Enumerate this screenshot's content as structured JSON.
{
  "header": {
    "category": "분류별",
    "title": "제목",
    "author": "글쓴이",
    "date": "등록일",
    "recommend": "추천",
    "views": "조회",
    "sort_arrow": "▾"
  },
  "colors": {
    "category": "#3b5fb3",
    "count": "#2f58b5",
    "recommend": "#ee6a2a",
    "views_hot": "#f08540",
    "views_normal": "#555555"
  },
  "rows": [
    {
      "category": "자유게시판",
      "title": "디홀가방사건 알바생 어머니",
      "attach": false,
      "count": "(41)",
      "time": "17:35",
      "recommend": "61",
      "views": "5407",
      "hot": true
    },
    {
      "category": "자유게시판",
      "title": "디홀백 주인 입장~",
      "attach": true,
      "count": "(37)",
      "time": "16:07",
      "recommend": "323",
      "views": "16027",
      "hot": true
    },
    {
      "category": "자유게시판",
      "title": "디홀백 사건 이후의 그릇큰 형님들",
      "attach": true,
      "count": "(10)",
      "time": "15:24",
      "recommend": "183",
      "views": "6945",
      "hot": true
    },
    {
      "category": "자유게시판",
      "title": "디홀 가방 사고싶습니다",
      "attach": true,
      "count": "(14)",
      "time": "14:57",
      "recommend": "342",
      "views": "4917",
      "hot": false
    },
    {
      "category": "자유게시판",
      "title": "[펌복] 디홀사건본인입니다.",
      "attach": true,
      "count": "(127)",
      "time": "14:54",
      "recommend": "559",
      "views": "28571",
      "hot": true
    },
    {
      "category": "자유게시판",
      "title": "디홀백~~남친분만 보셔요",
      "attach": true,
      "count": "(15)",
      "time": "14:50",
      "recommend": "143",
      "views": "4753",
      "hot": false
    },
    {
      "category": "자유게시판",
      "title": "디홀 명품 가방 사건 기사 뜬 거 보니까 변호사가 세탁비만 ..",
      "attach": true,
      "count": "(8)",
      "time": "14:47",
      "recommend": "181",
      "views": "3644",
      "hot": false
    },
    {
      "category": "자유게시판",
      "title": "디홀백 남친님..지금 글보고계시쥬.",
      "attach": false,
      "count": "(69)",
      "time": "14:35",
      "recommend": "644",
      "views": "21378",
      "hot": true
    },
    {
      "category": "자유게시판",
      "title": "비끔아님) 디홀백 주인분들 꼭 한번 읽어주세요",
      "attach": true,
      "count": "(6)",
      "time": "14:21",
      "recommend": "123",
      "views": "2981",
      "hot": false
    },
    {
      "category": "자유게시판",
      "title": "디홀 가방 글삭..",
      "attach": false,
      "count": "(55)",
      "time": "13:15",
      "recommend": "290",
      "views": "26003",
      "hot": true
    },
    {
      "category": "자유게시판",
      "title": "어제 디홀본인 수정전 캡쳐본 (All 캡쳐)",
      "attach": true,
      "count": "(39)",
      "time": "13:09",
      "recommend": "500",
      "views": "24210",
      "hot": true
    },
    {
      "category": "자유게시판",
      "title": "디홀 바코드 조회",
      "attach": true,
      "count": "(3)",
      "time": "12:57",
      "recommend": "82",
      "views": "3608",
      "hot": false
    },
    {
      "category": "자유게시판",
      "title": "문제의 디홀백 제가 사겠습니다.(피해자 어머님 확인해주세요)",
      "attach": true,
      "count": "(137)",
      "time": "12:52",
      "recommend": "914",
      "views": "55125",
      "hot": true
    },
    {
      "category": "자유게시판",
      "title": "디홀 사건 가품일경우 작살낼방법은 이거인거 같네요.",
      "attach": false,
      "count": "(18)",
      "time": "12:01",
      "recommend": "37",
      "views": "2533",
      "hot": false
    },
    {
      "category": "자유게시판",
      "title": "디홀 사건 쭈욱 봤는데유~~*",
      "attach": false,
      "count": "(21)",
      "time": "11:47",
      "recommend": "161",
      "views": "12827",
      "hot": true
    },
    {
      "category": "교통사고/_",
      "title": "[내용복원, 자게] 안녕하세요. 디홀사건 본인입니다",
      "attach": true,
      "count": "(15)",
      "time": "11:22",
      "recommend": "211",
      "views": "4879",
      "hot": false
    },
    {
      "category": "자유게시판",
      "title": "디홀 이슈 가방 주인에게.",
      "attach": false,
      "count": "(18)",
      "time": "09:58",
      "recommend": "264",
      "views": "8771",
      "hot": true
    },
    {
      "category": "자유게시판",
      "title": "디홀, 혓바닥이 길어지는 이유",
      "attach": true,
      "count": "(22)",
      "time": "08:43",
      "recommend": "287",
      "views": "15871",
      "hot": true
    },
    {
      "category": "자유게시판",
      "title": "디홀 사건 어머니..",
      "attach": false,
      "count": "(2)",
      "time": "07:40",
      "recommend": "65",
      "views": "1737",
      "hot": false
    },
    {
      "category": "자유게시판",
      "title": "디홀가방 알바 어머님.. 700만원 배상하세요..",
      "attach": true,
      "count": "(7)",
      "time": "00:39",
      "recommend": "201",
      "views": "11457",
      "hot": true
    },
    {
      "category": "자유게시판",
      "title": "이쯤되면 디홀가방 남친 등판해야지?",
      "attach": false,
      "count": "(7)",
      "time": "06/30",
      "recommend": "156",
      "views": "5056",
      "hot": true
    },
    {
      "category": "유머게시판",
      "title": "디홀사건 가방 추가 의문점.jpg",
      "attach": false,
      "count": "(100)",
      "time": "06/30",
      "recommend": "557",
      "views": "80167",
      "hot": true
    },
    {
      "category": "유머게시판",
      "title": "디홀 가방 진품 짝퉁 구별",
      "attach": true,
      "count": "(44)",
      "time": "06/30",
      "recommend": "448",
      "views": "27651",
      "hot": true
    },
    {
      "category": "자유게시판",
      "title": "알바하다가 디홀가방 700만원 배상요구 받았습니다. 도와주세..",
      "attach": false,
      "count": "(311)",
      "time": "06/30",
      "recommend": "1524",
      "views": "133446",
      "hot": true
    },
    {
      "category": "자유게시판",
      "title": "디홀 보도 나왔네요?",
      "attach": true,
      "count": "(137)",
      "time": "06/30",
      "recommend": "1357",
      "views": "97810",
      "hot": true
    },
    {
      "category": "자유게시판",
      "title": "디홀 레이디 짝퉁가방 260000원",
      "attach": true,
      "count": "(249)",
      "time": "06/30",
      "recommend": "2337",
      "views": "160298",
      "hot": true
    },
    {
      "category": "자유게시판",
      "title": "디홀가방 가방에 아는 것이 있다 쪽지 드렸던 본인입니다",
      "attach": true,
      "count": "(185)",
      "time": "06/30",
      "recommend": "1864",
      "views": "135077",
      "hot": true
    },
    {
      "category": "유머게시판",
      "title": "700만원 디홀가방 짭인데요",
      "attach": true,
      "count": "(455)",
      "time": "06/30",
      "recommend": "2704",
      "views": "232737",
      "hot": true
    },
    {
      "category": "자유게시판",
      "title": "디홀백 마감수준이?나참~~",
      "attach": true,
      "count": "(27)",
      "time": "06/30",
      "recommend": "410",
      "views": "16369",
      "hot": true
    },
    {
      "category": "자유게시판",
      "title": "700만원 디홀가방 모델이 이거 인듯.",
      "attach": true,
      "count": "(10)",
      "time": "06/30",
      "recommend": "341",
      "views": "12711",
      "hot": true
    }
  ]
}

=-=-=

- SHORT TASK
Write every line of the material above again, exactly.

- ANSWER IN FULL
Enumerate this screenshot's content as structured JSON.
{
  "header": {
    "category": "분류별",
    "title": "제목",
    "author": "글쓴이",
    "date": "등록일",
    "recommend": "추천",
    "views": "조회",
    "sort_arrow": "▾"
  },
  "colors": {
    "category": "#3b5fb3",
    "count": "#2f58b5",
    "recommend": "#ee6a2a",
    "views_hot": "#f08540",
    "views_normal": "#555555"
  },
  "rows": [
    {
      "category": "자유게시판",
      "title": "디홀가방사건 알바생 어머니",
      "attach": false,
      "count": "(41)",
      "time": "17:35",
      "recommend": "61",
      "views": "5407",
      "hot": true
    },
    {
      "category": "자유게시판",
      "title": "디홀백 주인 입장~",
      "attach": true,
      "count": "(37)",
      "time": "16:07",
      "recommend": "323",
      "views": "16027",
      "hot": true
    },
    {
      "category": "자유게시판",
      "title": "디홀백 사건 이후의 그릇큰 형님들",
      "attach": true,
      "count": "(10)",
      "time": "15:24",
      "recommend": "183",
      "views": "6945",
      "hot": true
    },
    {
      "category": "자유게시판",
      "title": "디홀 가방 사고싶습니다",
      "attach": true,
      "count": "(14)",
      "time": "14:57",
      "recommend": "342",
      "views": "4917",
      "hot": false
    },
    {
      "category": "자유게시판",
      "title": "[펌복] 디홀사건본인입니다.",
      "attach": true,
      "count": "(127)",
      "time": "14:54",
      "recommend": "559",
      "views": "28571",
      "hot": true
    },
    {
      "category": "자유게시판",
      "title": "디홀백~~남친분만 보셔요",
      "attach": true,
      "count": "(15)",
      "time": "14:50",
      "recommend": "143",
      "views": "4753",
      "hot": false
    },
    {
      "category": "자유게시판",
      "title": "디홀 명품 가방 사건 기사 뜬 거 보니까 변호사가 세탁비만 ..",
      "attach": true,
      "count": "(8)",
      "time": "14:47",
      "recommend": "181",
      "views": "3644",
      "hot": false
    },
    {
      "category": "자유게시판",
      "title": "디홀백 남친님..지금 글보고계시쥬.",
      "attach": false,
      "count": "(69)",
      "time": "14:35",
      "recommend": "644",
      "views": "21378",
      "hot": true
    },
    {
      "category": "자유게시판",
      "title": "비끔아님) 디홀백 주인분들 꼭 한번 읽어주세요",
      "attach": true,
      "count": "(6)",
      "time": "14:21",
      "recommend": "123",
      "views": "2981",
      "hot": false
    },
    {
      "category": "자유게시판",
      "title": "디홀 가방 글삭..",
      "attach": false,
      "count": "(55)",
      "time": "13:15",
      "recommend": "290",
      "views": "26003",
      "hot": true
    },
    {
      "category": "자유게시판",
      "title": "어제 디홀본인 수정전 캡쳐본 (All 캡쳐)",
      "attach": true,
      "count": "(39)",
      "time": "13:09",
      "recommend": "500",
      "views": "24210",
      "hot": true
    },
    {
      "category": "자유게시판",
      "title": "디홀 바코드 조회",
      "attach": true,
      "count": "(3)",
      "time": "12:57",
      "recommend": "82",
      "views": "3608",
      "hot": false
    },
    {
      "category": "자유게시판",
      "title": "문제의 디홀백 제가 사겠습니다.(피해자 어머님 확인해주세요)",
      "attach": true,
      "count": "(137)",
      "time": "12:52",
      "recommend": "914",
      "views": "55125",
      "hot": true
    },
    {
      "category": "자유게시판",
      "title": "디홀 사건 가품일경우 작살낼방법은 이거인거 같네요.",
      "attach": false,
      "count": "(18)",
      "time": "12:01",
      "recommend": "37",
      "views": "2533",
      "hot": false
    },
    {
      "category": "자유게시판",
      "title": "디홀 사건 쭈욱 봤는데유~~*",
      "attach": false,
      "count": "(21)",
      "time": "11:47",
      "recommend": "161",
      "views": "12827",
      "hot": true
    },
    {
      "category": "교통사고/_",
      "title": "[내용복원, 자게] 안녕하세요. 디홀사건 본인입니다",
      "attach": true,
      "count": "(15)",
      "time": "11:22",
      "recommend": "211",
      "views": "4879",
      "hot": false
    },
    {
      "category": "자유게시판",
      "title": "디홀 이슈 가방 주인에게.",
      "attach": false,
      "count": "(18)",
      "time": "09:58",
      "recommend": "264",
      "views": "8771",
      "hot": true
    },
    {
      "category": "자유게시판",
      "title": "디홀, 혓바닥이 길어지는 이유",
      "attach": true,
      "count": "(22)",
      "time": "08:43",
      "recommend": "287",
      "views": "15871",
      "hot": true
    },
    {
      "category": "자유게시판",
      "title": "디홀 사건 어머니..",
      "attach": false,
      "count": "(2)",
      "time": "07:40",
      "recommend": "65",
      "views": "1737",
      "hot": false
    },
    {
      "category": "자유게시판",
      "title": "디홀가방 알바 어머님.. 700만원 배상하세요..",
      "attach": true,
      "count": "(7)",
      "time": "00:39",
      "recommend": "201",
      "views": "11457",
      "hot": true
    },
    {
      "category": "자유게시판",
      "title": "이쯤되면 디홀가방 남친 등판해야지?",
      "attach": false,
      "count": "(7)",
      "time": "06/30",
      "recommend": "156",
      "views": "5056",
      "hot": true
    },
    {
      "category": "유머게시판",
      "title": "디홀사건 가방 추가 의문점.jpg",
      "attach": false,
      "count": "(100)",
      "time": "06/30",
      "recommend": "557",
      "views": "80167",
      "hot": true
    },
    {
      "category": "유머게시판",
      "title": "디홀 가방 진품 짝퉁 구별",
      "attach": true,
      "count": "(44)",
      "time": "06/30",
      "recommend": "448",
      "views": "27651",
      "hot": true
    },
    {
      "category": "자유게시판",
      "title": "알바하다가 디홀가방 700만원 배상요구 받았습니다. 도와주세..",
      "attach": false,
      "count": "(311)",
      "time": "06/30",
      "recommend": "1524",
      "views": "133446",
      "hot": true
    },
    {
      "category": "자유게시판",
      "title": "디홀 보도 나왔네요?",
      "attach": true,
      "count": "(137)",
      "time": "06/30",
      "recommend": "1357",
      "views": "97810",
      "hot": true
    },
    {
      "category": "자유게시판",
      "title": "디홀 레이디 짝퉁가방 260000원",
      "attach": true,
      "count": "(249)",
      "time": "06/30",
      "recommend": "2337",
      "views": "160298",
      "hot": true
    },
    {
      "category": "자유게시판",
      "title": "디홀가방 가방에 아는 것이 있다 쪽지 드렸던 본인입니다",
      "attach": true,
      "count": "(185)",
      "time": "06/30",
      "recommend": "1864",
      "views": "135077",
      "hot": true
    },
    {
      "category": "유머게시판",
      "title": "700만원 디홀가방 짭인데요",
      "attach": true,
      "count": "(455)",
      "time": "06/30",
      "recommend": "2704",
      "views": "232737",
      "hot": true
    },
    {
      "category": "자유게시판",
      "title": "디홀백 마감수준이?나참~~",
      "attach": true,
      "count": "(27)",
      "time": "06/30",
      "recommend": "410",
      "views": "16369",
      "hot": true
    },
    {
      "category": "자유게시판",
      "title": "700만원 디홀가방 모델이 이거 인듯.",
      "attach": true,
      "count": "(10)",
      "time": "06/30",
      "recommend": "341",
      "views": "12711",
      "hot": true
    }
  ]
}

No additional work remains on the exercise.